* _Set exercise a_
Please answer from the experiment text: how many trials made up the experimental block?

* _Page text_
__________________________________________________

Participants performed 20 practice trials before beginning the experimental block composed of 288 trials (24 per experimental condition). Every 48 trial, a short break was allowed.
Results and discussion
Data from two participants were removed from the analysis since they did not reach 80% accuracy in the SN condition. We submitted accuracy (% of correct responses) and mean RTs to repeated measures ANOVAs, with the factors 3 (type of comparative stimulus) × 4 (S–C distance).
The analyses showed a main effect of type of comparative stimulus on accuracy and RTs, F(2, 26) = 26.51, p < .001, n² = .67, and F(2, 26) = 89.90, p < .001, n² = .87 (see Fig. 2), revealing that performance was better for SN than for RN, F(1, 13) = 23.92, MSE = 47, p < .001, for accuracy, and F(1, 13) = 85.88, MSE = 67515, p < .001, for RTs; and for RN as compared with DN, F(1, 13) = 18.85, MSE = 111, p < .001, for accuracy, and F(1, 13) = 27.61, MSE = 22,061, p < .001, for RTs. We also found the expected effect of S–C distance, F(3, 39) = 12.29, p < .001, n² = .49, for accuracy, and F(3, 39) = 6.52, p = .001, n² = .33, for RTs. To more specifically analyze the distance effect, the n - 4 and n + 4 conditions were grouped and compared to the n - 2 and n + 2 conditions. The planned comparisons showed that, as was expected, performance was better for the four-unit than for the two-unit condition, indicating a clear distance effect, F(1, 13) = 10.89, MSE = 63.89; p = .005; F(1, 13) = 28.62, MSE = 4159, p < .001, respectively, for accuracy and RTs; see Table 2).

__________________________________________________

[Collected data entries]
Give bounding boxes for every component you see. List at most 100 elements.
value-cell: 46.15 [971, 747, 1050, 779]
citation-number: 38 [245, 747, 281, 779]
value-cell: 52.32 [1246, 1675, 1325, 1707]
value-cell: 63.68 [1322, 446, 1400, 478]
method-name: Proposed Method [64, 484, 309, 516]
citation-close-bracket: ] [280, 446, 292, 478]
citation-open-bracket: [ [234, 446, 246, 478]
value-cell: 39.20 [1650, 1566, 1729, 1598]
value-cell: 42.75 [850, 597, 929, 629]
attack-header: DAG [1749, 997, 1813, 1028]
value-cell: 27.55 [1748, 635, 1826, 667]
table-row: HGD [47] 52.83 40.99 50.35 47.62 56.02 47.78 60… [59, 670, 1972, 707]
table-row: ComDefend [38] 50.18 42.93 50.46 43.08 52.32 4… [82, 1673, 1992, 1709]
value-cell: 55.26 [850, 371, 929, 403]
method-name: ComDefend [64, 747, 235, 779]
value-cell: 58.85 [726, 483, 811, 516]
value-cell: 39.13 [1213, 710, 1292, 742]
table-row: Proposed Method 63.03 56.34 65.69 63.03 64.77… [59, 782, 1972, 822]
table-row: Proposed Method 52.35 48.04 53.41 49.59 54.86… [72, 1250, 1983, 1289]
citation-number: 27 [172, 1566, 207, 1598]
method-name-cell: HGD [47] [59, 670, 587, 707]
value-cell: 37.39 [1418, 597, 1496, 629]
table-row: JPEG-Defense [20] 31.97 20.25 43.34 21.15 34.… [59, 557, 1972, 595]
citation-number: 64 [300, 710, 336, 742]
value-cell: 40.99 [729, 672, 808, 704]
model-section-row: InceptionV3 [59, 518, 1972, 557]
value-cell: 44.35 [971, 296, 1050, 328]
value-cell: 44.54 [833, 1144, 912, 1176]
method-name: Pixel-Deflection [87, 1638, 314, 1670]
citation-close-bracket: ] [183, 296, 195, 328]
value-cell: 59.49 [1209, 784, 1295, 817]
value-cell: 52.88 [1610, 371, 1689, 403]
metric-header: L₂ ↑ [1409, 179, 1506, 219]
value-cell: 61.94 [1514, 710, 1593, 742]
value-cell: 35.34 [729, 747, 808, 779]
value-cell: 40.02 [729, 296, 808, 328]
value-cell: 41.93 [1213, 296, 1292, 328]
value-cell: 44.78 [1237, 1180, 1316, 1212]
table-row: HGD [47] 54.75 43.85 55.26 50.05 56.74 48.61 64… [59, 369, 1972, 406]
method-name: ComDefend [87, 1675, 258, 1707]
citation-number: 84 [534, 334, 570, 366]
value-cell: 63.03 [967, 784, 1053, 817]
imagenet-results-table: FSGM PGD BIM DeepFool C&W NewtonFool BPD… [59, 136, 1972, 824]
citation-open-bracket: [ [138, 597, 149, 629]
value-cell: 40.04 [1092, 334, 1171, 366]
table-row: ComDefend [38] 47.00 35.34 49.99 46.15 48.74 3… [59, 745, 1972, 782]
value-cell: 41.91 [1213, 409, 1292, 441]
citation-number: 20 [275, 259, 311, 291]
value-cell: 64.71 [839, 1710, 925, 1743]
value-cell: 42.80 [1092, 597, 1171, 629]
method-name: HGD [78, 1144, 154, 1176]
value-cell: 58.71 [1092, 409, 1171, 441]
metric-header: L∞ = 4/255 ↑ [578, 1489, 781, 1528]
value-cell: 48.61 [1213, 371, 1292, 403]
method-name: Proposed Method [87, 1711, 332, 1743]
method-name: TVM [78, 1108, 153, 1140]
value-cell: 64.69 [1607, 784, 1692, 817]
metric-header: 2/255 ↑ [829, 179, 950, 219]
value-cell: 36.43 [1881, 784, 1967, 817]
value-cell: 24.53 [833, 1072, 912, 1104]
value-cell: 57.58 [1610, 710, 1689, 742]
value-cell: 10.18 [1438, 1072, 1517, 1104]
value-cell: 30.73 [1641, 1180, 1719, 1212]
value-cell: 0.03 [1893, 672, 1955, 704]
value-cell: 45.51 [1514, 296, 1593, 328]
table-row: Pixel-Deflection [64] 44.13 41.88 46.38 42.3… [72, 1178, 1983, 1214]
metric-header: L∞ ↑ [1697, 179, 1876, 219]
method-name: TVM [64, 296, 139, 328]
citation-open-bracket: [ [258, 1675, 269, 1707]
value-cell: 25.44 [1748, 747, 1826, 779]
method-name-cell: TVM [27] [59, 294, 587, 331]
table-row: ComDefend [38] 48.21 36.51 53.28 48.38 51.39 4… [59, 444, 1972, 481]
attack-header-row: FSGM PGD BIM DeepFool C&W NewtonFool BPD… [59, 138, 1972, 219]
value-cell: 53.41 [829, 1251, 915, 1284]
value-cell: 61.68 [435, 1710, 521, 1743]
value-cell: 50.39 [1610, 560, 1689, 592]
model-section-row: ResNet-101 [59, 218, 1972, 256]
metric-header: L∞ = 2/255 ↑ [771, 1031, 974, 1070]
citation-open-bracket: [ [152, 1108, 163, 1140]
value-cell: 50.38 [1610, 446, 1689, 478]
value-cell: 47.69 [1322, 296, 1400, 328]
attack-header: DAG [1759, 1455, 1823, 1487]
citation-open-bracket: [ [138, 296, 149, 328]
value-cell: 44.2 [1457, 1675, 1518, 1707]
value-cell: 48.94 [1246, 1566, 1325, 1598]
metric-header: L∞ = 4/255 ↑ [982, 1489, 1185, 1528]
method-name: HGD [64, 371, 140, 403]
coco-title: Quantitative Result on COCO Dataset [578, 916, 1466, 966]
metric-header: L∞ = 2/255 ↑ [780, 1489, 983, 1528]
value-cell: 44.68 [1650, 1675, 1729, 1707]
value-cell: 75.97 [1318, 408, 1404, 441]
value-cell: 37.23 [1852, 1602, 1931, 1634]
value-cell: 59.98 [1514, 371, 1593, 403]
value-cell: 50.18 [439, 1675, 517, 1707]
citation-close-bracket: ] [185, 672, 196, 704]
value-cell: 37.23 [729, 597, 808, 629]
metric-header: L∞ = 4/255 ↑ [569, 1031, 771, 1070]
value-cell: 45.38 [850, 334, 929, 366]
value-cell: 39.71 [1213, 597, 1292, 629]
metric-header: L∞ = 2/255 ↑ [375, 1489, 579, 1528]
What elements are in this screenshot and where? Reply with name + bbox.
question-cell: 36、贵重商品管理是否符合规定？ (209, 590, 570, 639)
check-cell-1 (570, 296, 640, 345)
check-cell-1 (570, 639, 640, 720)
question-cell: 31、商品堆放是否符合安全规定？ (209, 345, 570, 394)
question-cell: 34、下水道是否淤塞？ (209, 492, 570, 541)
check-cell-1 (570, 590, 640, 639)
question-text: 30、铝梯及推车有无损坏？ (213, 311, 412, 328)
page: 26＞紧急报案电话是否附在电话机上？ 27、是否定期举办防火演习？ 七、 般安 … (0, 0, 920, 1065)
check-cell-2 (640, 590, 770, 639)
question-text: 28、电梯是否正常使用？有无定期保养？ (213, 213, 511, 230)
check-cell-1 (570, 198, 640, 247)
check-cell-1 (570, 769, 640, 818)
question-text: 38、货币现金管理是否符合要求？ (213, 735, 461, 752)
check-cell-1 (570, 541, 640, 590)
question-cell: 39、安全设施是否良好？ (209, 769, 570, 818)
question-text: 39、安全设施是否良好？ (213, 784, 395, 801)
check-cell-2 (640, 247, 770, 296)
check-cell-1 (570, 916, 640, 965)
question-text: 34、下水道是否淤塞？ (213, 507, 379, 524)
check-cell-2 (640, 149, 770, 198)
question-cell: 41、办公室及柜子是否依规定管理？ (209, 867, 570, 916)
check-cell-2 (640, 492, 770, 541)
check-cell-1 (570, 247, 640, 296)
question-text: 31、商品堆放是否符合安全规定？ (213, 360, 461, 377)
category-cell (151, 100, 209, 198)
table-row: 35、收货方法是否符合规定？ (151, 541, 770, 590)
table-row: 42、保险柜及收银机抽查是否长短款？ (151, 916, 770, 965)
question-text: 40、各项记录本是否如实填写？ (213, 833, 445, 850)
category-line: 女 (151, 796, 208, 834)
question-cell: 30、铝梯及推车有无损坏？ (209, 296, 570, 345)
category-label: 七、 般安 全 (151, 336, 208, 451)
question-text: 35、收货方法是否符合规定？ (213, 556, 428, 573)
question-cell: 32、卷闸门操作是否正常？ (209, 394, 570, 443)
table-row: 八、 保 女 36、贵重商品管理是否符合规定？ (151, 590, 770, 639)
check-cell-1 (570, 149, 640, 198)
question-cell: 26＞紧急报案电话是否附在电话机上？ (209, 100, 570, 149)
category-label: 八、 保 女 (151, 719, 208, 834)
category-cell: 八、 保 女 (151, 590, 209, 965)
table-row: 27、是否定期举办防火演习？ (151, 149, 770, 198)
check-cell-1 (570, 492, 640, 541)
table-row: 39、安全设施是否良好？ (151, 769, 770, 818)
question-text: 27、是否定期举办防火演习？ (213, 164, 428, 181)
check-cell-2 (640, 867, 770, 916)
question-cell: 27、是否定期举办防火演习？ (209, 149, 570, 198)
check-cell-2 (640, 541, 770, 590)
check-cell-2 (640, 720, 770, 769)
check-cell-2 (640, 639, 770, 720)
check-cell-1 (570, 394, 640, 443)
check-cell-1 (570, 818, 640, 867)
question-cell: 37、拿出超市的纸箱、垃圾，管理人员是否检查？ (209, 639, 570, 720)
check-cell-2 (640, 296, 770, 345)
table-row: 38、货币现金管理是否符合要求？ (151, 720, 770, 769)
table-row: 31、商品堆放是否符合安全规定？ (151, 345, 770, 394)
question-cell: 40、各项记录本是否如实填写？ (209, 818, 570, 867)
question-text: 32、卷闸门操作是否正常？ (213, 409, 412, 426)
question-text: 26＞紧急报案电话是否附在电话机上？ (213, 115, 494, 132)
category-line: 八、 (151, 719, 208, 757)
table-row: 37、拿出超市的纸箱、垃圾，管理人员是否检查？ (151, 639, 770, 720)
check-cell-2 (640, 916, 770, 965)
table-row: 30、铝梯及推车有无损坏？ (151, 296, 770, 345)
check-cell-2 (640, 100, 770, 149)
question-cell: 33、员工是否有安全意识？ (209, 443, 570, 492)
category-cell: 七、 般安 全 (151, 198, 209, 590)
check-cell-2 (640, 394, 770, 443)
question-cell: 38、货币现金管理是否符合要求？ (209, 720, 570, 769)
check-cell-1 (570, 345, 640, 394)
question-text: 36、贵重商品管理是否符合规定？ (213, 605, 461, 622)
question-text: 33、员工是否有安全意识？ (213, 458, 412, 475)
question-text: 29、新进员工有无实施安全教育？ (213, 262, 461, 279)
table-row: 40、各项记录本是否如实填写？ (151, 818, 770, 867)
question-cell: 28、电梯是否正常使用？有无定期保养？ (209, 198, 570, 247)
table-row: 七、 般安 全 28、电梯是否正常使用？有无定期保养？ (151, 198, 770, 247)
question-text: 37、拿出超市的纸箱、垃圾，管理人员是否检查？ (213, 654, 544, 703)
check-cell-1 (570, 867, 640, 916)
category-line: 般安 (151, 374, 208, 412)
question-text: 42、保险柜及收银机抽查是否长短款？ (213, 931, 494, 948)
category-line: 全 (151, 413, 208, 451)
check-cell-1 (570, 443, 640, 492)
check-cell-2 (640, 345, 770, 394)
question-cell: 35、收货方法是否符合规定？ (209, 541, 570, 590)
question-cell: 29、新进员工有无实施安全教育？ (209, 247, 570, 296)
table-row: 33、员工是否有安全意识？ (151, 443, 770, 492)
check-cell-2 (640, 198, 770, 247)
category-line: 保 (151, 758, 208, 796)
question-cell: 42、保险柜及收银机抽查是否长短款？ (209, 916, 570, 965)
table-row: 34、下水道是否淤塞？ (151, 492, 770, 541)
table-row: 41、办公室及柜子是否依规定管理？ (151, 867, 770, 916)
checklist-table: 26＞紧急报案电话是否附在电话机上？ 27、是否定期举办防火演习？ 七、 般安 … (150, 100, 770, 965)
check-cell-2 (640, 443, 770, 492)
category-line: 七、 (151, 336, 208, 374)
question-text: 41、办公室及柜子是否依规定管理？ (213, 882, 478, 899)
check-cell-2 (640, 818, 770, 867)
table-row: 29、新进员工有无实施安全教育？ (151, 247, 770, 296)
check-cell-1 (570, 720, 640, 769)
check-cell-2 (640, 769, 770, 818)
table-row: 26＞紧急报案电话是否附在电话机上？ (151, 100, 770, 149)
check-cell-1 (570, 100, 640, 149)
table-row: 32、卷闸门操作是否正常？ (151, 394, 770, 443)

__________________________________________________

* _Set exercise b_
Edit the rows from the first one down through the line containing "value-cell: 39.20 [1650, 1566, 1729, 1598]", changing "value-cell" to "number-cell" and leaving everything else as it is; return only those lines.

* _Task output a_
288 trials, 24 per experimental condition.

* _Task output b_
Give bounding boxes for every component you see. List at most 100 elements.
number-cell: 46.15 [971, 747, 1050, 779]
citation-number: 38 [245, 747, 281, 779]
number-cell: 52.32 [1246, 1675, 1325, 1707]
number-cell: 63.68 [1322, 446, 1400, 478]
method-name: Proposed Method [64, 484, 309, 516]
citation-close-bracket: ] [280, 446, 292, 478]
citation-open-bracket: [ [234, 446, 246, 478]
number-cell: 39.20 [1650, 1566, 1729, 1598]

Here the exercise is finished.